Work to do - Reproduce each line exactly, including spacing and punctuation.

Available data -
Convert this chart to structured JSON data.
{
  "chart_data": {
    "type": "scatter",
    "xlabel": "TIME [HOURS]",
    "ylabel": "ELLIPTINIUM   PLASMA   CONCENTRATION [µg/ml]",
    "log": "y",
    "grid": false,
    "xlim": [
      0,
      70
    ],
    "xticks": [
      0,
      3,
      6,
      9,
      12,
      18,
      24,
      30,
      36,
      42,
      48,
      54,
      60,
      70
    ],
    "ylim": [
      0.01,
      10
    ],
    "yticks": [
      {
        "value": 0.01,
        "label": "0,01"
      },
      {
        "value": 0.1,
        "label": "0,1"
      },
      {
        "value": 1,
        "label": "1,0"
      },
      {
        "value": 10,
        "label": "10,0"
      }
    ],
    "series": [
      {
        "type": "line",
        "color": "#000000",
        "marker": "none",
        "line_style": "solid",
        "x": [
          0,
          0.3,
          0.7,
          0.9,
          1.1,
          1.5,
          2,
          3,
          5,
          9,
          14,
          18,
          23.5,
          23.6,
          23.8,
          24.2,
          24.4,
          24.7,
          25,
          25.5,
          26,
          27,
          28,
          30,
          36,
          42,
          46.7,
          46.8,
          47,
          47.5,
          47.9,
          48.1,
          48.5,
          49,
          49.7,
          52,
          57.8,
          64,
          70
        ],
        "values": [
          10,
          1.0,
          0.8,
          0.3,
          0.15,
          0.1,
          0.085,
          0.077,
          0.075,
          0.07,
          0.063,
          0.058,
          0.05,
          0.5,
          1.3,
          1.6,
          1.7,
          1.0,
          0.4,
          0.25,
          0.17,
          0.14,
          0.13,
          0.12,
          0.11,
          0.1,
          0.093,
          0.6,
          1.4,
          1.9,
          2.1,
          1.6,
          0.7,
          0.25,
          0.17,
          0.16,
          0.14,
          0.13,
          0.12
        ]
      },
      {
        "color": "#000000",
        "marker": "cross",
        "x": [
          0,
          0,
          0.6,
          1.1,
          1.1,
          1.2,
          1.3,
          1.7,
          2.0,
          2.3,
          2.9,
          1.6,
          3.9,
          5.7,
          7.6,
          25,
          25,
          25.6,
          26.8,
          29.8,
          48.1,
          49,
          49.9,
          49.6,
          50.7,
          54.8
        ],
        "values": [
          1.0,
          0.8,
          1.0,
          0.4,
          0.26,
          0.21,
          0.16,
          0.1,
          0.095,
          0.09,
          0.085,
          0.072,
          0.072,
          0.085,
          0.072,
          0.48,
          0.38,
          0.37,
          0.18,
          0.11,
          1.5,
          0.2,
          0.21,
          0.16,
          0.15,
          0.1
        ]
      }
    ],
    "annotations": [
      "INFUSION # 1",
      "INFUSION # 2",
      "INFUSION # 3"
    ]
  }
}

Reply -
Convert this chart to structured JSON data.
{
  "chart_data": {
    "type": "scatter",
    "xlabel": "TIME [HOURS]",
    "ylabel": "ELLIPTINIUM   PLASMA   CONCENTRATION [µg/ml]",
    "log": "y",
    "grid": false,
    "xlim": [
      0,
      70
    ],
    "xticks": [
      0,
      3,
      6,
      9,
      12,
      18,
      24,
      30,
      36,
      42,
      48,
      54,
      60,
      70
    ],
    "ylim": [
      0.01,
      10
    ],
    "yticks": [
      {
        "value": 0.01,
        "label": "0,01"
      },
      {
        "value": 0.1,
        "label": "0,1"
      },
      {
        "value": 1,
        "label": "1,0"
      },
      {
        "value": 10,
        "label": "10,0"
      }
    ],
    "series": [
      {
        "type": "line",
        "color": "#000000",
        "marker": "none",
        "line_style": "solid",
        "x": [
          0,
          0.3,
          0.7,
          0.9,
          1.1,
          1.5,
          2,
          3,
          5,
          9,
          14,
          18,
          23.5,
          23.6,
          23.8,
          24.2,
          24.4,
          24.7,
          25,
          25.5,
          26,
          27,
          28,
          30,
          36,
          42,
          46.7,
          46.8,
          47,
          47.5,
          47.9,
          48.1,
          48.5,
          49,
          49.7,
          52,
          57.8,
          64,
          70
        ],
        "values": [
          10,
          1.0,
          0.8,
          0.3,
          0.15,
          0.1,
          0.085,
          0.077,
          0.075,
          0.07,
          0.063,
          0.058,
          0.05,
          0.5,
          1.3,
          1.6,
          1.7,
          1.0,
          0.4,
          0.25,
          0.17,
          0.14,
          0.13,
          0.12,
          0.11,
          0.1,
          0.093,
          0.6,
          1.4,
          1.9,
          2.1,
          1.6,
          0.7,
          0.25,
          0.17,
          0.16,
          0.14,
          0.13,
          0.12
        ]
      },
      {
        "color": "#000000",
        "marker": "cross",
        "x": [
          0,
          0,
          0.6,
          1.1,
          1.1,
          1.2,
          1.3,
          1.7,
          2.0,
          2.3,
          2.9,
          1.6,
          3.9,
          5.7,
          7.6,
          25,
          25,
          25.6,
          26.8,
          29.8,
          48.1,
          49,
          49.9,
          49.6,
          50.7,
          54.8
        ],
        "values": [
          1.0,
          0.8,
          1.0,
          0.4,
          0.26,
          0.21,
          0.16,
          0.1,
          0.095,
          0.09,
          0.085,
          0.072,
          0.072,
          0.085,
          0.072,
          0.48,
          0.38,
          0.37,
          0.18,
          0.11,
          1.5,
          0.2,
          0.21,
          0.16,
          0.15,
          0.1
        ]
      }
    ],
    "annotations": [
      "INFUSION # 1",
      "INFUSION # 2",
      "INFUSION # 3"
    ]
  }
}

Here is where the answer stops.